→ TO DO
Copy out every line containing the word "interval".

==== RECORDS SUPPLIED

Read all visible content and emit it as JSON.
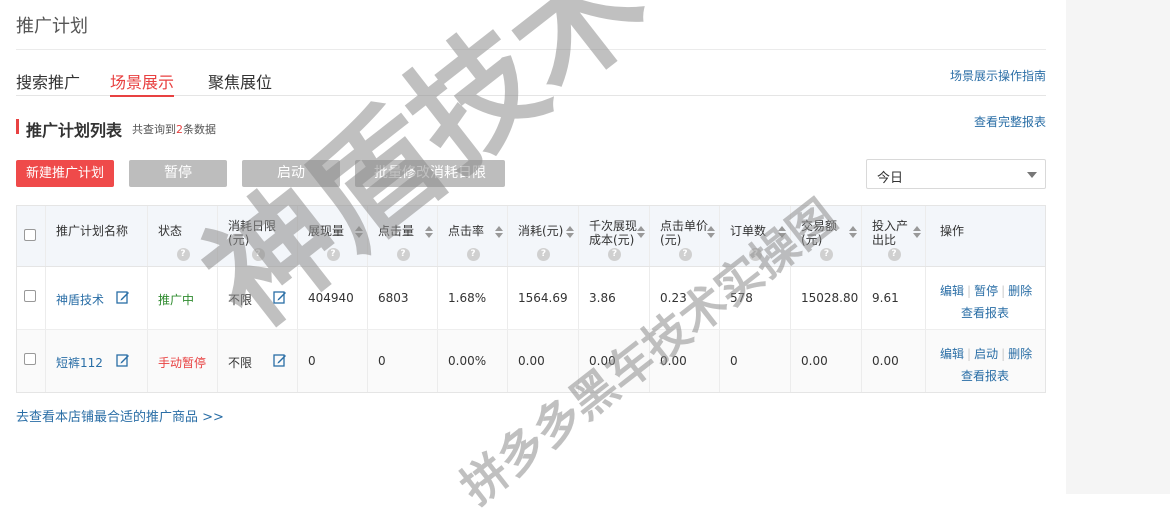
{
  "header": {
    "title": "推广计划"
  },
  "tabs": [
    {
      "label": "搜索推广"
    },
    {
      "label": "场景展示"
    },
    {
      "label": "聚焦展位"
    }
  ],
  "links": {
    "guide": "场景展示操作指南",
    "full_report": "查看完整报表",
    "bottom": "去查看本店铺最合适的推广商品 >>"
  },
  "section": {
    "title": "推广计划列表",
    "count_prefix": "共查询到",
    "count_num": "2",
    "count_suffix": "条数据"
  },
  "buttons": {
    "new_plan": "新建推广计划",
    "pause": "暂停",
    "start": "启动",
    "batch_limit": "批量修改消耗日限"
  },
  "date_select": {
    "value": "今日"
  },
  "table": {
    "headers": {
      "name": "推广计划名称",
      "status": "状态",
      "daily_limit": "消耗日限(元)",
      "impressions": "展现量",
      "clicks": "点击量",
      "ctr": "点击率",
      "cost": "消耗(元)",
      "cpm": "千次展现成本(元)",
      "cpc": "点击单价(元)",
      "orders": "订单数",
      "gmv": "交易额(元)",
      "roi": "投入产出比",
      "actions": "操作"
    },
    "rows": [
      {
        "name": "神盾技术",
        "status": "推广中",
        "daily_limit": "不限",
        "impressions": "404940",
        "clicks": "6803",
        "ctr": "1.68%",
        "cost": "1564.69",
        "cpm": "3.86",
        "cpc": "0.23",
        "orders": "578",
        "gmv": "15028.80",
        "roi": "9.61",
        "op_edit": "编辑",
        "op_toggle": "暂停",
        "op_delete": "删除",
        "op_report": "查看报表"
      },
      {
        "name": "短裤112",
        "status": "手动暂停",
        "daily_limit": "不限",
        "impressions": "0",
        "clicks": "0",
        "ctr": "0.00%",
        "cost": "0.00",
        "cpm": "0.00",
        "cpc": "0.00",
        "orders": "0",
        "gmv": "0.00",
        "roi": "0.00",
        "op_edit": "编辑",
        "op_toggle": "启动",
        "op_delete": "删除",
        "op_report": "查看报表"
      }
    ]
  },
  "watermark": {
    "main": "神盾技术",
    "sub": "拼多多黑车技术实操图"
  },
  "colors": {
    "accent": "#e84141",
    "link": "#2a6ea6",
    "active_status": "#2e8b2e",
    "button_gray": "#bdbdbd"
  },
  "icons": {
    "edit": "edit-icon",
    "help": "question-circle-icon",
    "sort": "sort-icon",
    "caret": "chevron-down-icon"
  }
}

========
==== RECORDS SUPPLIED

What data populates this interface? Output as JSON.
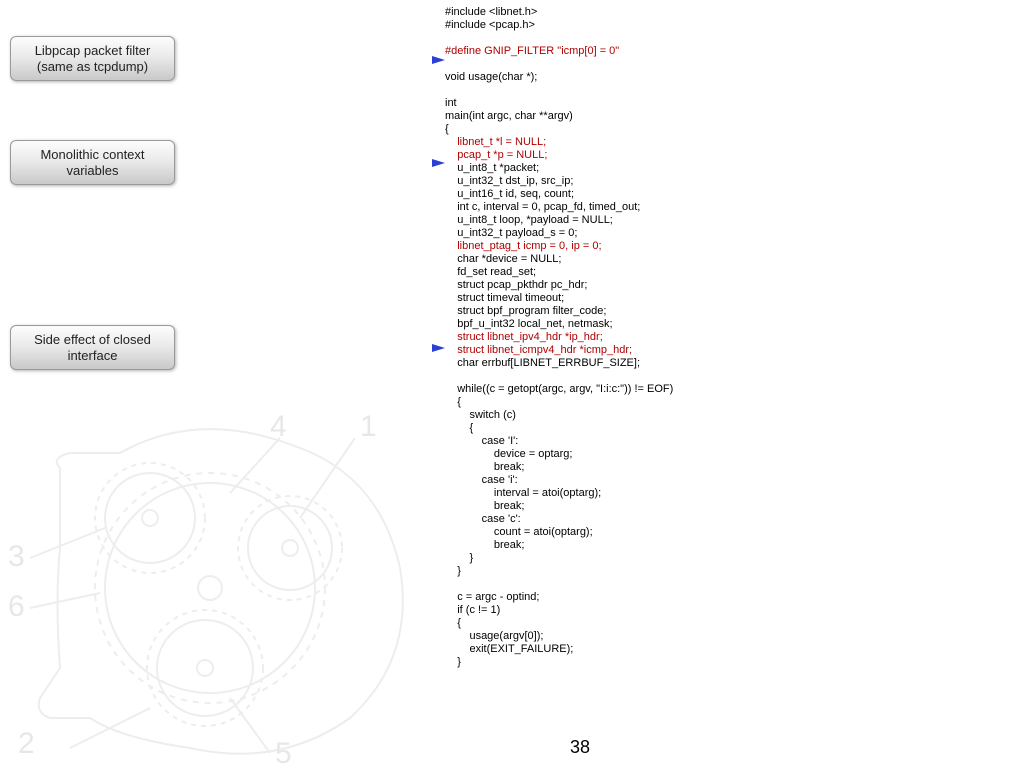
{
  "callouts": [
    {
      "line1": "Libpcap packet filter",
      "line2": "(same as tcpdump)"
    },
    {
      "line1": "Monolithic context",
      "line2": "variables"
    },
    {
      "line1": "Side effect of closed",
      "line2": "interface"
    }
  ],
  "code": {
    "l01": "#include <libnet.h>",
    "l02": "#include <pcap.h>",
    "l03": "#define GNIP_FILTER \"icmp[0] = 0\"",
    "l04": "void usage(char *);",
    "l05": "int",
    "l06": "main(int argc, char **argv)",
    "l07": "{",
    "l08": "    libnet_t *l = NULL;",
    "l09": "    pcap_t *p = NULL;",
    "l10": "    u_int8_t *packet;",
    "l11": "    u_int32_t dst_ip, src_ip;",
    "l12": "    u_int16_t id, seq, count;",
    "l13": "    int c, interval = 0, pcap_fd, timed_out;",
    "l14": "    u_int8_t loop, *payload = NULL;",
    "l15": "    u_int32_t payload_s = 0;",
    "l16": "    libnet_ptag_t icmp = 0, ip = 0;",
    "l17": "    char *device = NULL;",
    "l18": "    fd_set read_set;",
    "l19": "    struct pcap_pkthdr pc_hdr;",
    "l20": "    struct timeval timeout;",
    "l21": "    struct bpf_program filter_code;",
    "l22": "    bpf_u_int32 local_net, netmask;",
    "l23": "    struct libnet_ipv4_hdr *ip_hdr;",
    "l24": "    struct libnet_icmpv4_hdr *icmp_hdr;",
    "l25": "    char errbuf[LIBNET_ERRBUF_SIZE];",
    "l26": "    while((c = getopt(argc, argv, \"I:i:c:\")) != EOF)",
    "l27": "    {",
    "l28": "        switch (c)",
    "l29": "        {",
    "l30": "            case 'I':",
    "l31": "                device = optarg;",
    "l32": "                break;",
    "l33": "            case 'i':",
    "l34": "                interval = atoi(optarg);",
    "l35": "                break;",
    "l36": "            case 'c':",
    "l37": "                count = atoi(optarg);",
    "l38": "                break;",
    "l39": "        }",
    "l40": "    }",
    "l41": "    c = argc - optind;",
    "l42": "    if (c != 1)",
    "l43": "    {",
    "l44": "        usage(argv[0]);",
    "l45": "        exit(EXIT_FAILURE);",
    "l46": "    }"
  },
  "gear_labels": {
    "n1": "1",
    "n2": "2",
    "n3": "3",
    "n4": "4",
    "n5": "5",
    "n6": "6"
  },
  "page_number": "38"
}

========

→ THE COMPLETED TASK
    "l13": "    int c, interval = 0, pcap_fd, timed_out;",
    "l34": "                interval = atoi(optarg);",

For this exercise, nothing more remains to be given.